[Written request]:
Return each line containing the string "ставили".

======== Entries ========

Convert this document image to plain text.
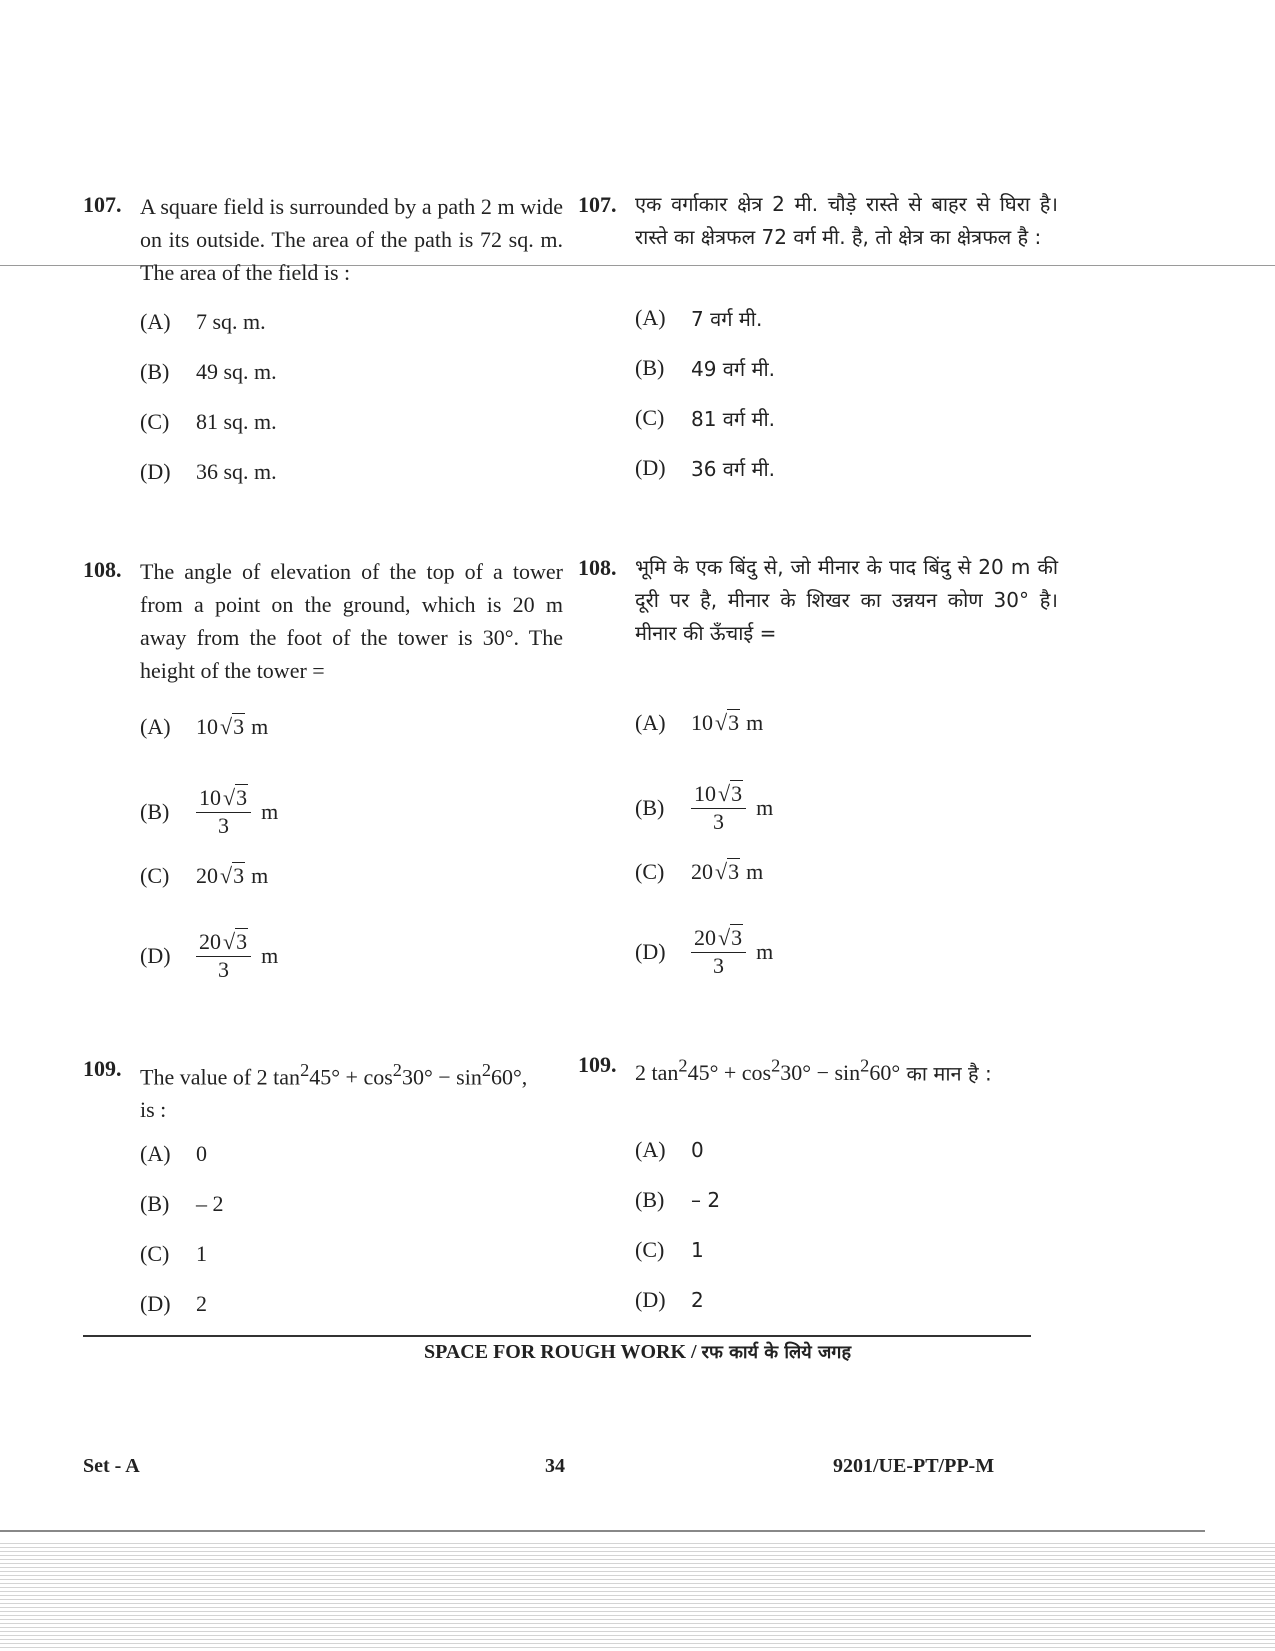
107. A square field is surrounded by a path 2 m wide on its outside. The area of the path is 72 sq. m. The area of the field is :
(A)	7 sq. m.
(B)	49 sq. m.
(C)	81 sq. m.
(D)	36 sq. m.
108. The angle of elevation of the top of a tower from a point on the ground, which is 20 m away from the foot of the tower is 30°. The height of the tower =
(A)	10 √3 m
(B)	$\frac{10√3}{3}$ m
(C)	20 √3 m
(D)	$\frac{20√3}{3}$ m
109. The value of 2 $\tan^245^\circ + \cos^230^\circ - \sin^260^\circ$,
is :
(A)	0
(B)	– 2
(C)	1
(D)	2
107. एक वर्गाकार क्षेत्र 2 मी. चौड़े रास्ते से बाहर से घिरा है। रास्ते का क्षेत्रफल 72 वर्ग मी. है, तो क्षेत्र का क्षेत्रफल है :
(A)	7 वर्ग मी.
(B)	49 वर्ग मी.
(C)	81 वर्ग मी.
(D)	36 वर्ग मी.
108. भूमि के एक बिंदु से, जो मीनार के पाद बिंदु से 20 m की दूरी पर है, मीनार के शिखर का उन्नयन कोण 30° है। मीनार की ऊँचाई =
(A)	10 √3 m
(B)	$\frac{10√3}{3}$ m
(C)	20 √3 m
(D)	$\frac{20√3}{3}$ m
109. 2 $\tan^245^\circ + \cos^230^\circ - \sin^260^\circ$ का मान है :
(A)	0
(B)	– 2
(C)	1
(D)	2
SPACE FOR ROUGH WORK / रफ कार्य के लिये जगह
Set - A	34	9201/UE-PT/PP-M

========
======== Entries ========

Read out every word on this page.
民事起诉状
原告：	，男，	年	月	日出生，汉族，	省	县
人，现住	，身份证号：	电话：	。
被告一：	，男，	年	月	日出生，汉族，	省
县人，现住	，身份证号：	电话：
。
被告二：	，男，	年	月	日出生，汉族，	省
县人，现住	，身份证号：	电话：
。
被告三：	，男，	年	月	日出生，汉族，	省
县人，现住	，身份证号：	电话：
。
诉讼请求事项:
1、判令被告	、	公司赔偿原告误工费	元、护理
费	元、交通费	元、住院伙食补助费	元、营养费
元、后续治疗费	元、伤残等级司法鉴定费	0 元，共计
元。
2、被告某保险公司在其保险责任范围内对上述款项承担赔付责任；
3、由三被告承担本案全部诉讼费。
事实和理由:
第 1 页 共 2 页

========
======== Entries ========

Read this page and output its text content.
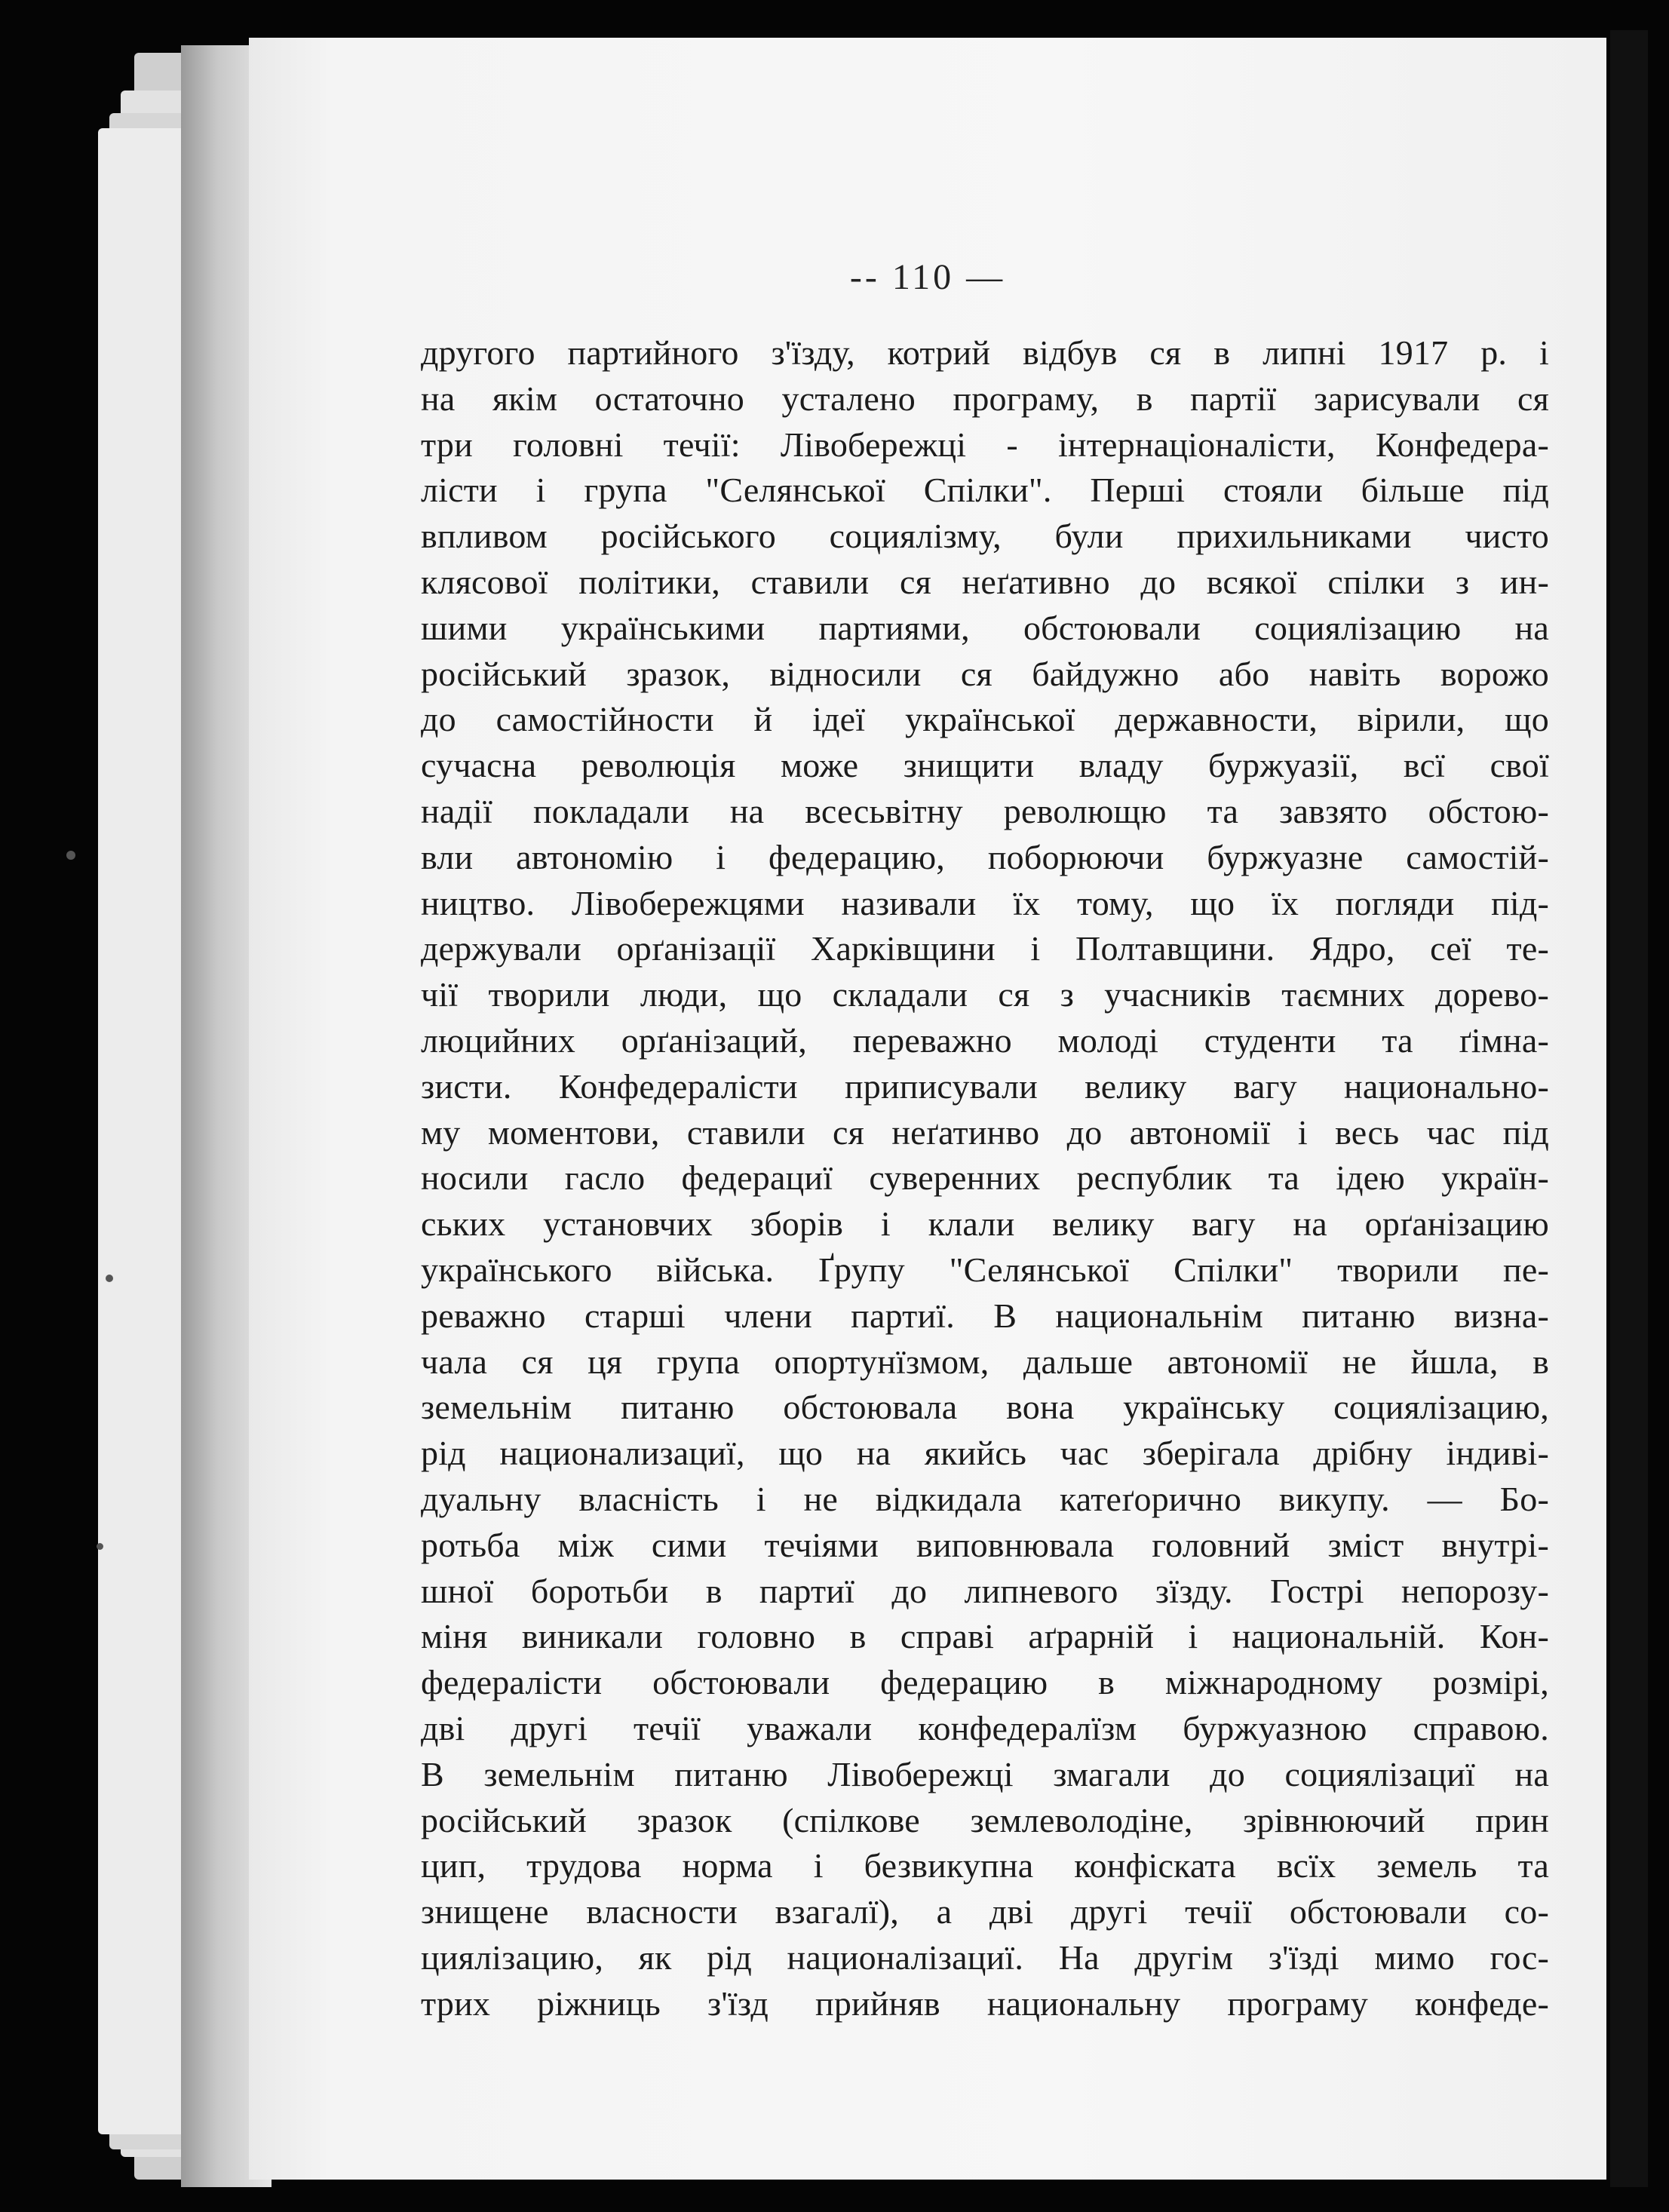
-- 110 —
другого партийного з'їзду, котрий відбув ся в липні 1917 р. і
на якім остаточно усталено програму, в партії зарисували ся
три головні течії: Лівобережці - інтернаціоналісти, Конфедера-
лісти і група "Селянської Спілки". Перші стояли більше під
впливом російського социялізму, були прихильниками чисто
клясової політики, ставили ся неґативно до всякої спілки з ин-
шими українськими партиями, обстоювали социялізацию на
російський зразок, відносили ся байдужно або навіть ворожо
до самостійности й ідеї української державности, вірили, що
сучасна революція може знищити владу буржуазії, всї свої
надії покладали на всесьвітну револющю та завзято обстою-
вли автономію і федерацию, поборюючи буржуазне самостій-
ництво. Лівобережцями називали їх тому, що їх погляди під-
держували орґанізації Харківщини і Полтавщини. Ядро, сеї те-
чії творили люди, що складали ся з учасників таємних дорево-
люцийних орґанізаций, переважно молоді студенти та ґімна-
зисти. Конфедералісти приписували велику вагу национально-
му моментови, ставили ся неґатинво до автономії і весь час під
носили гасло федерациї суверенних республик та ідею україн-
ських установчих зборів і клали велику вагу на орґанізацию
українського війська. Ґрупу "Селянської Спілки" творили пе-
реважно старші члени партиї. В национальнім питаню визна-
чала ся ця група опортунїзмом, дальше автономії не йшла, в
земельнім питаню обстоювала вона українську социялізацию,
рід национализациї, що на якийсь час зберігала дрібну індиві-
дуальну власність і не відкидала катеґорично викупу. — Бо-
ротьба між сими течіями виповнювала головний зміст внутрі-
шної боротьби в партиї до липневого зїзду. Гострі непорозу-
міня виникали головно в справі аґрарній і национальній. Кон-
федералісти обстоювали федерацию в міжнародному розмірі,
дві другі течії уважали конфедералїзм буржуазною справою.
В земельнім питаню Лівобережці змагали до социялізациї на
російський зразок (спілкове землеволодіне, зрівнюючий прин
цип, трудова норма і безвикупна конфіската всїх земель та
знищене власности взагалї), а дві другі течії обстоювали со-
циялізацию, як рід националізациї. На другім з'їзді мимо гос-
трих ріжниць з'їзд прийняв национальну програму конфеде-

========

[Reply]:
клясової політики, ставили ся неґативно до всякої спілки з ин-
му моментови, ставили ся неґатинво до автономії і весь час під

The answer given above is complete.